- _GOAL_
Copy out every line exactly as given.

[Records from a collection]

********************

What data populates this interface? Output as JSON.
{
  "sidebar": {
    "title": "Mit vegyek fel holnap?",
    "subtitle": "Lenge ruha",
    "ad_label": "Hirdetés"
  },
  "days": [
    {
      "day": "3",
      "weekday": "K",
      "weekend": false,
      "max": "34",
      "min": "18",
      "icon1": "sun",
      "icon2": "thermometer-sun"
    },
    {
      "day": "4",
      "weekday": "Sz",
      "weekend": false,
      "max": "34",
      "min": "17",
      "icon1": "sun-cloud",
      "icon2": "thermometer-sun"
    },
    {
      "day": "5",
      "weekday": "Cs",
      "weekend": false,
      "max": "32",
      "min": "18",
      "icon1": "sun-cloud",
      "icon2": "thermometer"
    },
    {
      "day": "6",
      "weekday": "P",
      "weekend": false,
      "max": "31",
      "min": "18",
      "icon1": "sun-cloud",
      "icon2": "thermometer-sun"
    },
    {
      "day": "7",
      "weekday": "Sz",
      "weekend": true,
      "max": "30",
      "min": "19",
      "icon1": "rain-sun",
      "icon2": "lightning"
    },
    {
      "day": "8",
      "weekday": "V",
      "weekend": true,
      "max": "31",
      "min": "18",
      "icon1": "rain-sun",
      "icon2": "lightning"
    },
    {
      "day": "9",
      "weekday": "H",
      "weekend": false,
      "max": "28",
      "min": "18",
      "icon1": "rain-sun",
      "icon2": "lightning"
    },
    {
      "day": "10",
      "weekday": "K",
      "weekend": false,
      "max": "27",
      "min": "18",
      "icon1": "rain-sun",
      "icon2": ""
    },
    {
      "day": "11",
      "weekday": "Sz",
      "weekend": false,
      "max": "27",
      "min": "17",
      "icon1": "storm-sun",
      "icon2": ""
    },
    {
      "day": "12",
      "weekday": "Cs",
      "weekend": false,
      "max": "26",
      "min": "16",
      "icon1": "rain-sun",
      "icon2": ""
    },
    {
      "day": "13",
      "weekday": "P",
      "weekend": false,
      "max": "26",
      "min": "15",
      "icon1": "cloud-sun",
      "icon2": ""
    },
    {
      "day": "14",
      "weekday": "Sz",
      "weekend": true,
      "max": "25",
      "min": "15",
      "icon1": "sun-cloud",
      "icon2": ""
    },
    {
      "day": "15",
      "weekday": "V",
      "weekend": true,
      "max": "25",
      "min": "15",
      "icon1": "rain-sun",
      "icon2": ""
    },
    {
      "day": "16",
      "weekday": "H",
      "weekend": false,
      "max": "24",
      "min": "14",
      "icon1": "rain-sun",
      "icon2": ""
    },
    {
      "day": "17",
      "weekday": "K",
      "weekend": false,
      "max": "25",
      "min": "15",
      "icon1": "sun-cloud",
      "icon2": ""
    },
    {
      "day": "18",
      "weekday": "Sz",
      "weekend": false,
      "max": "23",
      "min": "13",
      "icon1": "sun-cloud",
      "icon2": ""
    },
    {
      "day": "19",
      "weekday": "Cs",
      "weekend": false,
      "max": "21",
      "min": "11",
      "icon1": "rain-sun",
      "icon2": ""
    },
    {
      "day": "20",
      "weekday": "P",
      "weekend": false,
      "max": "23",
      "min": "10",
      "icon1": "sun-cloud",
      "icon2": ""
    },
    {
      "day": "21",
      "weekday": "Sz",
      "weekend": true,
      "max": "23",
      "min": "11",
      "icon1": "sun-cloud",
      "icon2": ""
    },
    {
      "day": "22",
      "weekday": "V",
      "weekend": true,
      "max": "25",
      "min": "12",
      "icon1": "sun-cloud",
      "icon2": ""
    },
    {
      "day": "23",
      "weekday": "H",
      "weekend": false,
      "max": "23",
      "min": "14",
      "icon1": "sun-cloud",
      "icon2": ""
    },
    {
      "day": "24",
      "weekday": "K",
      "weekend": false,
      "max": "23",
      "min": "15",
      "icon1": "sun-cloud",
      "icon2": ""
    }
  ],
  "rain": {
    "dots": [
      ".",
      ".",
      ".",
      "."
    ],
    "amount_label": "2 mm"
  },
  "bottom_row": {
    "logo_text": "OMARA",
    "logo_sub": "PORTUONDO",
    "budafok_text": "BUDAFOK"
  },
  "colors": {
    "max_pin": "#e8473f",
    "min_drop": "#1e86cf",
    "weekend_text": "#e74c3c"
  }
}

********************

- _TASK OUTPUT_
What data populates this interface? Output as JSON.
{
  "sidebar": {
    "title": "Mit vegyek fel holnap?",
    "subtitle": "Lenge ruha",
    "ad_label": "Hirdetés"
  },
  "days": [
    {
      "day": "3",
      "weekday": "K",
      "weekend": false,
      "max": "34",
      "min": "18",
      "icon1": "sun",
      "icon2": "thermometer-sun"
    },
    {
      "day": "4",
      "weekday": "Sz",
      "weekend": false,
      "max": "34",
      "min": "17",
      "icon1": "sun-cloud",
      "icon2": "thermometer-sun"
    },
    {
      "day": "5",
      "weekday": "Cs",
      "weekend": false,
      "max": "32",
      "min": "18",
      "icon1": "sun-cloud",
      "icon2": "thermometer"
    },
    {
      "day": "6",
      "weekday": "P",
      "weekend": false,
      "max": "31",
      "min": "18",
      "icon1": "sun-cloud",
      "icon2": "thermometer-sun"
    },
    {
      "day": "7",
      "weekday": "Sz",
      "weekend": true,
      "max": "30",
      "min": "19",
      "icon1": "rain-sun",
      "icon2": "lightning"
    },
    {
      "day": "8",
      "weekday": "V",
      "weekend": true,
      "max": "31",
      "min": "18",
      "icon1": "rain-sun",
      "icon2": "lightning"
    },
    {
      "day": "9",
      "weekday": "H",
      "weekend": false,
      "max": "28",
      "min": "18",
      "icon1": "rain-sun",
      "icon2": "lightning"
    },
    {
      "day": "10",
      "weekday": "K",
      "weekend": false,
      "max": "27",
      "min": "18",
      "icon1": "rain-sun",
      "icon2": ""
    },
    {
      "day": "11",
      "weekday": "Sz",
      "weekend": false,
      "max": "27",
      "min": "17",
      "icon1": "storm-sun",
      "icon2": ""
    },
    {
      "day": "12",
      "weekday": "Cs",
      "weekend": false,
      "max": "26",
      "min": "16",
      "icon1": "rain-sun",
      "icon2": ""
    },
    {
      "day": "13",
      "weekday": "P",
      "weekend": false,
      "max": "26",
      "min": "15",
      "icon1": "cloud-sun",
      "icon2": ""
    },
    {
      "day": "14",
      "weekday": "Sz",
      "weekend": true,
      "max": "25",
      "min": "15",
      "icon1": "sun-cloud",
      "icon2": ""
    },
    {
      "day": "15",
      "weekday": "V",
      "weekend": true,
      "max": "25",
      "min": "15",
      "icon1": "rain-sun",
      "icon2": ""
    },
    {
      "day": "16",
      "weekday": "H",
      "weekend": false,
      "max": "24",
      "min": "14",
      "icon1": "rain-sun",
      "icon2": ""
    },
    {
      "day": "17",
      "weekday": "K",
      "weekend": false,
      "max": "25",
      "min": "15",
      "icon1": "sun-cloud",
      "icon2": ""
    },
    {
      "day": "18",
      "weekday": "Sz",
      "weekend": false,
      "max": "23",
      "min": "13",
      "icon1": "sun-cloud",
      "icon2": ""
    },
    {
      "day": "19",
      "weekday": "Cs",
      "weekend": false,
      "max": "21",
      "min": "11",
      "icon1": "rain-sun",
      "icon2": ""
    },
    {
      "day": "20",
      "weekday": "P",
      "weekend": false,
      "max": "23",
      "min": "10",
      "icon1": "sun-cloud",
      "icon2": ""
    },
    {
      "day": "21",
      "weekday": "Sz",
      "weekend": true,
      "max": "23",
      "min": "11",
      "icon1": "sun-cloud",
      "icon2": ""
    },
    {
      "day": "22",
      "weekday": "V",
      "weekend": true,
      "max": "25",
      "min": "12",
      "icon1": "sun-cloud",
      "icon2": ""
    },
    {
      "day": "23",
      "weekday": "H",
      "weekend": false,
      "max": "23",
      "min": "14",
      "icon1": "sun-cloud",
      "icon2": ""
    },
    {
      "day": "24",
      "weekday": "K",
      "weekend": false,
      "max": "23",
      "min": "15",
      "icon1": "sun-cloud",
      "icon2": ""
    }
  ],
  "rain": {
    "dots": [
      ".",
      ".",
      ".",
      "."
    ],
    "amount_label": "2 mm"
  },
  "bottom_row": {
    "logo_text": "OMARA",
    "logo_sub": "PORTUONDO",
    "budafok_text": "BUDAFOK"
  },
  "colors": {
    "max_pin": "#e8473f",
    "min_drop": "#1e86cf",
    "weekend_text": "#e74c3c"
  }
}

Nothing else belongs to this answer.